## WHAT IS BEING ASKED:
Search the listing below for the word "color" and copy each line that holds it.
▼
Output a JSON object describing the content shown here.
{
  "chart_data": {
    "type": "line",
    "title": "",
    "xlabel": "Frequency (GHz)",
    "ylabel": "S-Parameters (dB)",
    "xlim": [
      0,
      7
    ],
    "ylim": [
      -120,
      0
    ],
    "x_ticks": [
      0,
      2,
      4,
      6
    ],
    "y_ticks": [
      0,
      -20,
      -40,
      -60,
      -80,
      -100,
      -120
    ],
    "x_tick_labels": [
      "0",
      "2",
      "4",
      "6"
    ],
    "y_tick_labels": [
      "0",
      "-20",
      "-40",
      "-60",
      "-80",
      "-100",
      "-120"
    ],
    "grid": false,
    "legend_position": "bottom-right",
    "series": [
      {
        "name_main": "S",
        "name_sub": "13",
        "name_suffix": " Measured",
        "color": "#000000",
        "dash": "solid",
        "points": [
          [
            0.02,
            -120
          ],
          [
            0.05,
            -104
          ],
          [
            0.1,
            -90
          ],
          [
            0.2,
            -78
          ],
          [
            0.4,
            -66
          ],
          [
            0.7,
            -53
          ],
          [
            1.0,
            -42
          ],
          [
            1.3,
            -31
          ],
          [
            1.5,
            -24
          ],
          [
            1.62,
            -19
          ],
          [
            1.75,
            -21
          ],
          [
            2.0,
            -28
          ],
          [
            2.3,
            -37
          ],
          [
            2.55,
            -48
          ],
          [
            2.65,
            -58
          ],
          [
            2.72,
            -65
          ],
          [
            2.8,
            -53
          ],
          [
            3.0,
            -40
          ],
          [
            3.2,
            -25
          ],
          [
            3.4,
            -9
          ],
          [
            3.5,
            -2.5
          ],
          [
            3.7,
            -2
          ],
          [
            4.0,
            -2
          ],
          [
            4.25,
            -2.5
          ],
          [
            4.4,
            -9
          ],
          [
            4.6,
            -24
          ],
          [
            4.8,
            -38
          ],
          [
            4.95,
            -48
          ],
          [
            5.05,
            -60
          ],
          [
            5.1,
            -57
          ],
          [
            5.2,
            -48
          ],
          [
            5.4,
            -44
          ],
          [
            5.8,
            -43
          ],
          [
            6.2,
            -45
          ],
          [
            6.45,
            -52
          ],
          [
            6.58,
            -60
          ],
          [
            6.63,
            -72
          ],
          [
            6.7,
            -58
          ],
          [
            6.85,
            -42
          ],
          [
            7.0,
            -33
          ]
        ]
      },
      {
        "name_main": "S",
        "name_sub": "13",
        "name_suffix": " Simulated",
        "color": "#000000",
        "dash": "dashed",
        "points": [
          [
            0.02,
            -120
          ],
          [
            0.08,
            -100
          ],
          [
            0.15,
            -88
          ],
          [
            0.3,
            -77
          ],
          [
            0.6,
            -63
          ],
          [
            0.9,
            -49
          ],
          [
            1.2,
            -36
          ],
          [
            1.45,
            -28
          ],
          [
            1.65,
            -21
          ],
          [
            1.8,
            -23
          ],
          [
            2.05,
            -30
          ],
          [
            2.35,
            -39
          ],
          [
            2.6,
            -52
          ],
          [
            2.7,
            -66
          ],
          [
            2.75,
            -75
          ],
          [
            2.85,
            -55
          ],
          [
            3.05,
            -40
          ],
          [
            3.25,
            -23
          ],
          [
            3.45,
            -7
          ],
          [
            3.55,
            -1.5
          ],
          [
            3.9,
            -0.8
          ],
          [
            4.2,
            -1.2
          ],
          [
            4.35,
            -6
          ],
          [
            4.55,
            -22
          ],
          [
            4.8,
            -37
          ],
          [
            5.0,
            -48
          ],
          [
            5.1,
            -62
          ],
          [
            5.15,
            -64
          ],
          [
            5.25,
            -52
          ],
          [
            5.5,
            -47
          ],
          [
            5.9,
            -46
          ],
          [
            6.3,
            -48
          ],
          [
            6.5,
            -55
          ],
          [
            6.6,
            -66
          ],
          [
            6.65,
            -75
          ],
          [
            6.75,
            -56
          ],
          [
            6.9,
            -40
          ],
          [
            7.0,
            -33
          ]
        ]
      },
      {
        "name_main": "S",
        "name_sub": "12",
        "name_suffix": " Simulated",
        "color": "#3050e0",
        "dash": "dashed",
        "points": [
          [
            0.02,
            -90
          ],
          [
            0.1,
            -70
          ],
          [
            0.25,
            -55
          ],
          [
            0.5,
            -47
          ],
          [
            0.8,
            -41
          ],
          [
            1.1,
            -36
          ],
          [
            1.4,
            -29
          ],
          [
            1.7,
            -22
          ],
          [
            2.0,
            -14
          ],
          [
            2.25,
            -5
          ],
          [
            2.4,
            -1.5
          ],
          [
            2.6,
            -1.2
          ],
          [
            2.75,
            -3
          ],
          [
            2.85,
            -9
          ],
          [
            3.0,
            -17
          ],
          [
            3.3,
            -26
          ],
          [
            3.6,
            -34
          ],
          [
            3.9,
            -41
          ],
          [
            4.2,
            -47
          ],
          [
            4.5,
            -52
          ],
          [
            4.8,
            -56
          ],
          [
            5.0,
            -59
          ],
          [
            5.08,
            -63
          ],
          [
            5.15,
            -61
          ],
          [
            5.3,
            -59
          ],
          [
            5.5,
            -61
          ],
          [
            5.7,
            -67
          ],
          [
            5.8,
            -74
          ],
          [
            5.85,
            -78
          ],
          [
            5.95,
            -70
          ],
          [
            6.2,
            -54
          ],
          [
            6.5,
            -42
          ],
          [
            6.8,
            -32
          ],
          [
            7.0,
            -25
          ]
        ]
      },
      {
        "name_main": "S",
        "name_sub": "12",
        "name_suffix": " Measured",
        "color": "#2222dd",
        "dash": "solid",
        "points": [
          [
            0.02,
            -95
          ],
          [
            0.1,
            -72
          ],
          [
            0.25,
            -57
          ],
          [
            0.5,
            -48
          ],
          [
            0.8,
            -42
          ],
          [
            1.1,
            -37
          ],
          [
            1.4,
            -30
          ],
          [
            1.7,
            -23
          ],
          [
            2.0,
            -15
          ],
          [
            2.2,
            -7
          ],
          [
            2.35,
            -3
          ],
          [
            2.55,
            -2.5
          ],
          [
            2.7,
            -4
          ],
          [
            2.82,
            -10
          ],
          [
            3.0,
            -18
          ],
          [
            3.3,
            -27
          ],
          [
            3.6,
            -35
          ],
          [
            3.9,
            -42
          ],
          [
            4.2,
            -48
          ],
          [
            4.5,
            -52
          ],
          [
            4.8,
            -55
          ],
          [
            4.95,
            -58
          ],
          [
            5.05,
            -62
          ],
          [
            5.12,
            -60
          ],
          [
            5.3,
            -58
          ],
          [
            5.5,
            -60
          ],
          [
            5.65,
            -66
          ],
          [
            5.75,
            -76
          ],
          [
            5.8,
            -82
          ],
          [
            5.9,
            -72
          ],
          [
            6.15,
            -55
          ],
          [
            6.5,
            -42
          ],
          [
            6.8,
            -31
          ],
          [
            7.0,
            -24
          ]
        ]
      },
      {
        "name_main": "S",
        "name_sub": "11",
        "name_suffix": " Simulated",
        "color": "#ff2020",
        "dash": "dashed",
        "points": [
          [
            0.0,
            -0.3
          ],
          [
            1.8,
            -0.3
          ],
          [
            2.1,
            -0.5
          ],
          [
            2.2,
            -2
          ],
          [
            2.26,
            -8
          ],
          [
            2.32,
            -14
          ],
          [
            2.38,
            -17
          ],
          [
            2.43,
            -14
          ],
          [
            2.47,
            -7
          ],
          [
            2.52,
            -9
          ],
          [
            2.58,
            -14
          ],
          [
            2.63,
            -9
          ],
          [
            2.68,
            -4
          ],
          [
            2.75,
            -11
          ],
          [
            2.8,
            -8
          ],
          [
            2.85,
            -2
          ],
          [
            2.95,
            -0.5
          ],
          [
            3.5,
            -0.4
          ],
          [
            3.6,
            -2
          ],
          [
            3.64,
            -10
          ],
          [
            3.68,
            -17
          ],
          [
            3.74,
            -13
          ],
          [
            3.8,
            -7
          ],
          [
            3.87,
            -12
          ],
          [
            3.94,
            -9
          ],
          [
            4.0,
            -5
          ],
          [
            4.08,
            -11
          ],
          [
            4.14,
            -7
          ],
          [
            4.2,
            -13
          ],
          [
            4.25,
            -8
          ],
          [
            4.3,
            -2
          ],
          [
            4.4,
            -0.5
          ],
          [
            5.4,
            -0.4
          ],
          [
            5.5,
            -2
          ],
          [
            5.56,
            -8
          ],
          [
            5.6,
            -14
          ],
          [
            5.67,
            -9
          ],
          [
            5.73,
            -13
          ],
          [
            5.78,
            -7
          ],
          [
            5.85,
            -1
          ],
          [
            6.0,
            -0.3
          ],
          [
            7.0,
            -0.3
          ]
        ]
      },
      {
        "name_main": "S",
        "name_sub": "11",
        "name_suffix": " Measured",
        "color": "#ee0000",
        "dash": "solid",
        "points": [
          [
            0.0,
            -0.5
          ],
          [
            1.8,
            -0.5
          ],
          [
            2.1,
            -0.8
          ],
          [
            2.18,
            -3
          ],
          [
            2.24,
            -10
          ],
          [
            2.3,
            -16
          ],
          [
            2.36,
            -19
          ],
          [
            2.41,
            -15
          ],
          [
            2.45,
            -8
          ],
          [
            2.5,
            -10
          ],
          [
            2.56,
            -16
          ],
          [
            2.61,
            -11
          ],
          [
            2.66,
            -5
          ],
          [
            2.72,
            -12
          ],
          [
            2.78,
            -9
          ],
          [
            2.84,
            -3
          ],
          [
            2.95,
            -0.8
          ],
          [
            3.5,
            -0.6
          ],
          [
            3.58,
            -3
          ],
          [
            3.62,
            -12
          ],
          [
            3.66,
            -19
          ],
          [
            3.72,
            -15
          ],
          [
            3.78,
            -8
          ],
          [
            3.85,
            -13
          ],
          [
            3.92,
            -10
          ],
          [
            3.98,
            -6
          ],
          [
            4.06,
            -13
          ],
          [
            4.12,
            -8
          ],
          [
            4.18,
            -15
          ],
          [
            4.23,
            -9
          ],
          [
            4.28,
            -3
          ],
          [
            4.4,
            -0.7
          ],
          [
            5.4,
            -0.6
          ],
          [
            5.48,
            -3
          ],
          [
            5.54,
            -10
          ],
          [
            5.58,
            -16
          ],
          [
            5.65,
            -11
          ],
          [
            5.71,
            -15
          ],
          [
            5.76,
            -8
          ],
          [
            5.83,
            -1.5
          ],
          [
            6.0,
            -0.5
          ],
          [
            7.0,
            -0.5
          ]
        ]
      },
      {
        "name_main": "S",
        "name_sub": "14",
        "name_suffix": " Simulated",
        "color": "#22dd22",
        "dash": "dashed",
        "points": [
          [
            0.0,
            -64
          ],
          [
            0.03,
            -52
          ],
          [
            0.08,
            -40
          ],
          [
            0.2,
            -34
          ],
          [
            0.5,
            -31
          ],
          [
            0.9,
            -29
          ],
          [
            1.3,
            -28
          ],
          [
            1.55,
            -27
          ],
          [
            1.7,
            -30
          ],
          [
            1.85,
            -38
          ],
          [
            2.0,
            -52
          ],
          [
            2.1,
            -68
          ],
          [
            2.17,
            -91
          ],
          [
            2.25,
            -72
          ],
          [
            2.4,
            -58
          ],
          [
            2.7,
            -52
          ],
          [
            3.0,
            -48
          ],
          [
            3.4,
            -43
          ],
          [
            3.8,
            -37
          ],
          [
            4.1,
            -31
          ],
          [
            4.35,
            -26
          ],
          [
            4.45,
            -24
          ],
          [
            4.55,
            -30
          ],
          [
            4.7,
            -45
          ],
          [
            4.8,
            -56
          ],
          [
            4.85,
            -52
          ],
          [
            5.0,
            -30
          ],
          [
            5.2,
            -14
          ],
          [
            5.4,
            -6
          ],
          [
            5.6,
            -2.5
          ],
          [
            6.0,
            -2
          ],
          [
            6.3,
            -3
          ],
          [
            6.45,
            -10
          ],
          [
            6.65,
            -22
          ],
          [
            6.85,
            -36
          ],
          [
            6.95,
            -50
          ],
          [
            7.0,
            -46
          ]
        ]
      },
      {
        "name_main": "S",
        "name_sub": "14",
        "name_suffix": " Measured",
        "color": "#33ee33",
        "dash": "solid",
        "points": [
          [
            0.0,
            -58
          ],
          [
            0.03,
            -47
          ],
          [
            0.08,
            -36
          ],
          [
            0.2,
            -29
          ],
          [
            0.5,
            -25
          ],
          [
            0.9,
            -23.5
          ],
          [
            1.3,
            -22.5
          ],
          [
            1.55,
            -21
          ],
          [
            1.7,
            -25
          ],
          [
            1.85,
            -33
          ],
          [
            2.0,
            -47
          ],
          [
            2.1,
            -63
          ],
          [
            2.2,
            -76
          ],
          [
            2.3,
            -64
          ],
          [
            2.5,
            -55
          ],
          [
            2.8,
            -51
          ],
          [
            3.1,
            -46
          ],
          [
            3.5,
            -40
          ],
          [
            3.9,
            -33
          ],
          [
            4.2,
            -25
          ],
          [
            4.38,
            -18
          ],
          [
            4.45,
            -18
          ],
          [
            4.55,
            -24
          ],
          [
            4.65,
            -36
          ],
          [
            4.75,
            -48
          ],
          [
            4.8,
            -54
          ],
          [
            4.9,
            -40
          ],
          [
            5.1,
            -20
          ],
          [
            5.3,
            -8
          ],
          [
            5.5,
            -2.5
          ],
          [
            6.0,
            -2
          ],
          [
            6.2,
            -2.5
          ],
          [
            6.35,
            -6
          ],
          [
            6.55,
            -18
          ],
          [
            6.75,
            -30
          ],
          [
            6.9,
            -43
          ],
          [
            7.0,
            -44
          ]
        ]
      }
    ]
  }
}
▲
## TASK OUTPUT:
        "color": "#000000",
        "color": "#000000",
        "color": "#3050e0",
        "color": "#2222dd",
        "color": "#ff2020",
        "color": "#ee0000",
        "color": "#22dd22",
        "color": "#33ee33",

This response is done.